═══ Information provided
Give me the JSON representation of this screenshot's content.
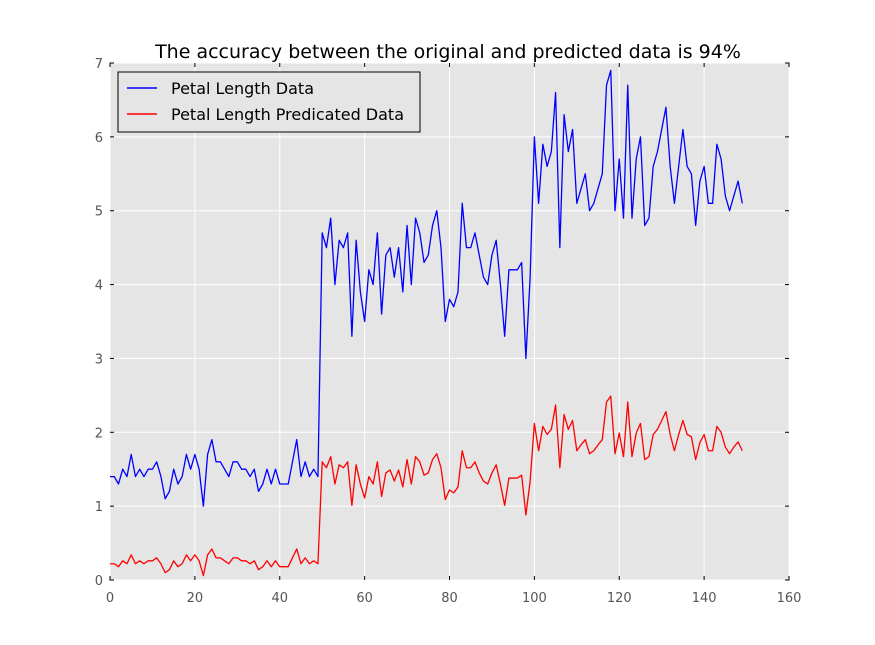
{
  "chart_data": {
    "type": "line",
    "title": "The accuracy between the original and predicted data is 94%",
    "xlabel": "",
    "ylabel": "",
    "xlim": [
      0,
      160
    ],
    "ylim": [
      0,
      7
    ],
    "x_ticks": [
      0,
      20,
      40,
      60,
      80,
      100,
      120,
      140,
      160
    ],
    "y_ticks": [
      0,
      1,
      2,
      3,
      4,
      5,
      6,
      7
    ],
    "grid": true,
    "legend_position": "upper-left",
    "series": [
      {
        "name": "Petal Length Data",
        "color": "#0000ff",
        "values": [
          1.4,
          1.4,
          1.3,
          1.5,
          1.4,
          1.7,
          1.4,
          1.5,
          1.4,
          1.5,
          1.5,
          1.6,
          1.4,
          1.1,
          1.2,
          1.5,
          1.3,
          1.4,
          1.7,
          1.5,
          1.7,
          1.5,
          1.0,
          1.7,
          1.9,
          1.6,
          1.6,
          1.5,
          1.4,
          1.6,
          1.6,
          1.5,
          1.5,
          1.4,
          1.5,
          1.2,
          1.3,
          1.5,
          1.3,
          1.5,
          1.3,
          1.3,
          1.3,
          1.6,
          1.9,
          1.4,
          1.6,
          1.4,
          1.5,
          1.4,
          4.7,
          4.5,
          4.9,
          4.0,
          4.6,
          4.5,
          4.7,
          3.3,
          4.6,
          3.9,
          3.5,
          4.2,
          4.0,
          4.7,
          3.6,
          4.4,
          4.5,
          4.1,
          4.5,
          3.9,
          4.8,
          4.0,
          4.9,
          4.7,
          4.3,
          4.4,
          4.8,
          5.0,
          4.5,
          3.5,
          3.8,
          3.7,
          3.9,
          5.1,
          4.5,
          4.5,
          4.7,
          4.4,
          4.1,
          4.0,
          4.4,
          4.6,
          4.0,
          3.3,
          4.2,
          4.2,
          4.2,
          4.3,
          3.0,
          4.1,
          6.0,
          5.1,
          5.9,
          5.6,
          5.8,
          6.6,
          4.5,
          6.3,
          5.8,
          6.1,
          5.1,
          5.3,
          5.5,
          5.0,
          5.1,
          5.3,
          5.5,
          6.7,
          6.9,
          5.0,
          5.7,
          4.9,
          6.7,
          4.9,
          5.7,
          6.0,
          4.8,
          4.9,
          5.6,
          5.8,
          6.1,
          6.4,
          5.6,
          5.1,
          5.6,
          6.1,
          5.6,
          5.5,
          4.8,
          5.4,
          5.6,
          5.1,
          5.1,
          5.9,
          5.7,
          5.2,
          5.0,
          5.2,
          5.4,
          5.1
        ]
      },
      {
        "name": "Petal Length Predicated Data",
        "color": "#ff0000",
        "values": [
          0.22,
          0.22,
          0.18,
          0.26,
          0.22,
          0.34,
          0.22,
          0.26,
          0.22,
          0.26,
          0.26,
          0.3,
          0.22,
          0.1,
          0.14,
          0.26,
          0.18,
          0.22,
          0.34,
          0.26,
          0.34,
          0.26,
          0.06,
          0.34,
          0.42,
          0.3,
          0.3,
          0.26,
          0.22,
          0.3,
          0.3,
          0.26,
          0.26,
          0.22,
          0.26,
          0.14,
          0.18,
          0.26,
          0.18,
          0.26,
          0.18,
          0.18,
          0.18,
          0.3,
          0.42,
          0.22,
          0.3,
          0.22,
          0.26,
          0.22,
          1.6,
          1.52,
          1.67,
          1.3,
          1.56,
          1.52,
          1.6,
          1.01,
          1.56,
          1.3,
          1.11,
          1.4,
          1.3,
          1.6,
          1.13,
          1.45,
          1.49,
          1.34,
          1.49,
          1.26,
          1.63,
          1.3,
          1.67,
          1.6,
          1.42,
          1.45,
          1.63,
          1.71,
          1.52,
          1.09,
          1.22,
          1.18,
          1.26,
          1.75,
          1.52,
          1.52,
          1.6,
          1.45,
          1.34,
          1.3,
          1.45,
          1.56,
          1.3,
          1.01,
          1.38,
          1.38,
          1.38,
          1.42,
          0.88,
          1.34,
          2.12,
          1.75,
          2.08,
          1.97,
          2.04,
          2.37,
          1.52,
          2.24,
          2.04,
          2.16,
          1.75,
          1.83,
          1.9,
          1.71,
          1.75,
          1.83,
          1.9,
          2.41,
          2.49,
          1.71,
          1.99,
          1.67,
          2.41,
          1.67,
          1.99,
          2.12,
          1.63,
          1.67,
          1.97,
          2.04,
          2.16,
          2.28,
          1.97,
          1.75,
          1.97,
          2.16,
          1.97,
          1.94,
          1.63,
          1.86,
          1.97,
          1.75,
          1.75,
          2.08,
          2.0,
          1.8,
          1.71,
          1.8,
          1.87,
          1.75
        ]
      }
    ]
  }
}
══════
▶ _Given request_: Write out each line of the data that holds the string "name".

▶ _Solution for this task_:
        "name": "Petal Length Data",
        "name": "Petal Length Predicated Data",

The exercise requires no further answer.